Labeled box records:
####

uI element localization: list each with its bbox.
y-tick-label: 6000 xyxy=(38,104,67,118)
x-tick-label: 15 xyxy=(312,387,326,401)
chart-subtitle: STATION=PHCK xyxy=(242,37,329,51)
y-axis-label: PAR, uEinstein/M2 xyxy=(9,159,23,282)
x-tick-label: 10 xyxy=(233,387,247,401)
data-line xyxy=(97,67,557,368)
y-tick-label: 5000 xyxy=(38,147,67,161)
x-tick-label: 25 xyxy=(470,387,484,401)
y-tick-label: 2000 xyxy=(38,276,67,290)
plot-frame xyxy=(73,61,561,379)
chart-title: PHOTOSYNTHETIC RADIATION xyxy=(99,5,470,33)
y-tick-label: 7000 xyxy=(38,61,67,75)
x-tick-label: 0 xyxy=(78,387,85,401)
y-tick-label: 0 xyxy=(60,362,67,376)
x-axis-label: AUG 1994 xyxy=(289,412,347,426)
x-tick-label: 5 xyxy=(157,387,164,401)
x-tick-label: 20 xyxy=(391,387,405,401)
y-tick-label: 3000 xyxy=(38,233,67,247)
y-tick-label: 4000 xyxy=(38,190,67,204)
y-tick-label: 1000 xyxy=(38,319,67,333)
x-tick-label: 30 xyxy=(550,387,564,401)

####

● Prompt: Turn each line of the records above into one string in a JSON list, leaving out any blank lines.

● Finished answer:
[
  "uI element localization: list each with its bbox.",
  "y-tick-label: 6000 xyxy=(38,104,67,118)",
  "x-tick-label: 15 xyxy=(312,387,326,401)",
  "chart-subtitle: STATION=PHCK xyxy=(242,37,329,51)",
  "y-axis-label: PAR, uEinstein/M2 xyxy=(9,159,23,282)",
  "x-tick-label: 10 xyxy=(233,387,247,401)",
  "data-line xyxy=(97,67,557,368)",
  "y-tick-label: 5000 xyxy=(38,147,67,161)",
  "x-tick-label: 25 xyxy=(470,387,484,401)",
  "y-tick-label: 2000 xyxy=(38,276,67,290)",
  "plot-frame xyxy=(73,61,561,379)",
  "chart-title: PHOTOSYNTHETIC RADIATION xyxy=(99,5,470,33)",
  "y-tick-label: 7000 xyxy=(38,61,67,75)",
  "x-tick-label: 0 xyxy=(78,387,85,401)",
  "y-tick-label: 0 xyxy=(60,362,67,376)",
  "x-axis-label: AUG 1994 xyxy=(289,412,347,426)",
  "x-tick-label: 5 xyxy=(157,387,164,401)",
  "x-tick-label: 20 xyxy=(391,387,405,401)",
  "y-tick-label: 3000 xyxy=(38,233,67,247)",
  "y-tick-label: 4000 xyxy=(38,190,67,204)",
  "y-tick-label: 1000 xyxy=(38,319,67,333)",
  "x-tick-label: 30 xyxy=(550,387,564,401)"
]